• [Set task]
Reproduce the lines of the data word for word, from the line containing "unit-cell: 万元/吨 bbox=[273, 517, 354, 543]" through the line containing "table-row bbox=[9, 261, 593, 287]", with both of those lines included.

(Items from a dataset)
_ _ _ _

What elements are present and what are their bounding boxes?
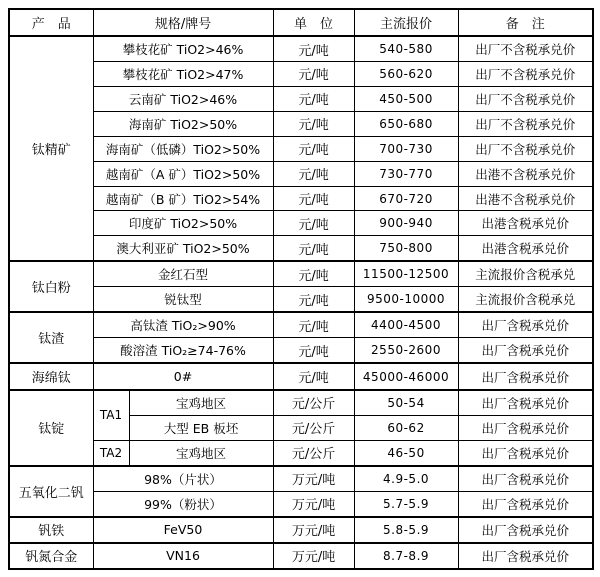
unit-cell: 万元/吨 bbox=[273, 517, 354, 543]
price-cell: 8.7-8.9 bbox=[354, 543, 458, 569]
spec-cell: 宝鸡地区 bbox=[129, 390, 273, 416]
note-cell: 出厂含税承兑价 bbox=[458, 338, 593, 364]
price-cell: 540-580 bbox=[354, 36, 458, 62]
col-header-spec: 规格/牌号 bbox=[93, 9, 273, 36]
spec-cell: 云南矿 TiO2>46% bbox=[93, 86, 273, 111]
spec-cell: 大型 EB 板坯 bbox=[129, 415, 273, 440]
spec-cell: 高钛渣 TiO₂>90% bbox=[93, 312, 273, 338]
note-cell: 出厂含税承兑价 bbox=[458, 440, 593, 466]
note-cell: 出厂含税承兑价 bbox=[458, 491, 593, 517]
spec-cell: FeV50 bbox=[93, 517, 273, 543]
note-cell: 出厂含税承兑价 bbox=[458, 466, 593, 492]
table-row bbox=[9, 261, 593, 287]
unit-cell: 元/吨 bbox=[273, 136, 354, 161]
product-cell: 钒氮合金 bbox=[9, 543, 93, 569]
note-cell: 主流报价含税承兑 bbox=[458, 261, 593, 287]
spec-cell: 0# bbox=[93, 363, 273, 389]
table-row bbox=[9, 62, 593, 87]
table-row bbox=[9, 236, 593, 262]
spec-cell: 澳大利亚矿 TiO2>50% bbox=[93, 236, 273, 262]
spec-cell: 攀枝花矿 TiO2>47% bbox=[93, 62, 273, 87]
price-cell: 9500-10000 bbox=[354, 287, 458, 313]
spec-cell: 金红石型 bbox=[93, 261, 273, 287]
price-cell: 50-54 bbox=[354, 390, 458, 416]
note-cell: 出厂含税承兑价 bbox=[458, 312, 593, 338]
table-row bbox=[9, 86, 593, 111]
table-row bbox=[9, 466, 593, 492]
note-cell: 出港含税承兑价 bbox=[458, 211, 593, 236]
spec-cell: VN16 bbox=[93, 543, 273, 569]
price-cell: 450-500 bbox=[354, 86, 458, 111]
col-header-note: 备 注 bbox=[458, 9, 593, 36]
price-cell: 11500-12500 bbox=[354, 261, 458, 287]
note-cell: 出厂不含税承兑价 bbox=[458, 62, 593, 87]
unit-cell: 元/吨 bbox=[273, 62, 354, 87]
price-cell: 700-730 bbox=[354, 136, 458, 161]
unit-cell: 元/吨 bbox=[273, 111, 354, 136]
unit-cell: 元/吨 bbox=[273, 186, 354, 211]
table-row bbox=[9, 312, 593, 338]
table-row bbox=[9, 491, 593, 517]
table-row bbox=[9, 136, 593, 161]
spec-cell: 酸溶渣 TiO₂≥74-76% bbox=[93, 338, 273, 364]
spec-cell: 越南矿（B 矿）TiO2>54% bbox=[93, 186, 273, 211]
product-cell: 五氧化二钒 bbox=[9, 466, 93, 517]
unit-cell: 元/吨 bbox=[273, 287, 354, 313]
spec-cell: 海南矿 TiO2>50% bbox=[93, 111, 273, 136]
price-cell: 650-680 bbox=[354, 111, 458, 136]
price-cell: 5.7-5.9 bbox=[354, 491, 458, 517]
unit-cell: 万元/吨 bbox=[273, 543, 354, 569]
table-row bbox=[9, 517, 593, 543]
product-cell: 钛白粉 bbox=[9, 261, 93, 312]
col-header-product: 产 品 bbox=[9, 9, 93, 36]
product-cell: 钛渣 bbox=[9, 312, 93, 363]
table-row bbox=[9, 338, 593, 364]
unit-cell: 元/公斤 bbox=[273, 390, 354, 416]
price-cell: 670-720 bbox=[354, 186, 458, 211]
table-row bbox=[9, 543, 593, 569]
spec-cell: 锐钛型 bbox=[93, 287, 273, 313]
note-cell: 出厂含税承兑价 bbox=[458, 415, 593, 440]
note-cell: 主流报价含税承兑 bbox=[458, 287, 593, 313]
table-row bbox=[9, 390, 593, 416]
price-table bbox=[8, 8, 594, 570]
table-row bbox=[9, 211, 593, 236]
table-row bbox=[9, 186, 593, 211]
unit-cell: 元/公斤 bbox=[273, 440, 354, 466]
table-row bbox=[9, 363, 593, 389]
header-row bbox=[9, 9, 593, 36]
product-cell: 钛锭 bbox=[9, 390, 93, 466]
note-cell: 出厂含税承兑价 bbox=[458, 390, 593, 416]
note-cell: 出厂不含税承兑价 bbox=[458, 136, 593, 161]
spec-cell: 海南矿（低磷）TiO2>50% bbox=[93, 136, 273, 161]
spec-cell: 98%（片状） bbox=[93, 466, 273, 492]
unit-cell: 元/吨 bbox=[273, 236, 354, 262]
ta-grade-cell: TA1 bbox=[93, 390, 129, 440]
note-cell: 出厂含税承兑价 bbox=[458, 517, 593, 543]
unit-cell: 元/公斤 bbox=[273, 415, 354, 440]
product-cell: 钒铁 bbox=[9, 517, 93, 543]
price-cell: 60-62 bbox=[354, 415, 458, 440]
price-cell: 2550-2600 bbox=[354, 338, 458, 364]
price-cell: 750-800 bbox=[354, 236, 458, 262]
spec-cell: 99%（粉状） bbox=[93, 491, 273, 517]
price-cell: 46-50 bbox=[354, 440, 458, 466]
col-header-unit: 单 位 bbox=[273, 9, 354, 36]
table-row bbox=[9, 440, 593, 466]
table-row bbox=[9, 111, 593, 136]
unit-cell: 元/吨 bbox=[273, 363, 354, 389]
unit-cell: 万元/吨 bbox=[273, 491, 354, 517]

_ _ _ _

• [The output]
unit-cell: 万元/吨 bbox=[273, 517, 354, 543]
price-cell: 8.7-8.9 bbox=[354, 543, 458, 569]
spec-cell: 宝鸡地区 bbox=[129, 390, 273, 416]
note-cell: 出厂含税承兑价 bbox=[458, 338, 593, 364]
price-cell: 540-580 bbox=[354, 36, 458, 62]
col-header-spec: 规格/牌号 bbox=[93, 9, 273, 36]
spec-cell: 云南矿 TiO2>46% bbox=[93, 86, 273, 111]
spec-cell: 大型 EB 板坯 bbox=[129, 415, 273, 440]
spec-cell: 高钛渣 TiO₂>90% bbox=[93, 312, 273, 338]
note-cell: 出厂含税承兑价 bbox=[458, 440, 593, 466]
note-cell: 出厂含税承兑价 bbox=[458, 491, 593, 517]
spec-cell: FeV50 bbox=[93, 517, 273, 543]
note-cell: 出厂含税承兑价 bbox=[458, 466, 593, 492]
table-row bbox=[9, 261, 593, 287]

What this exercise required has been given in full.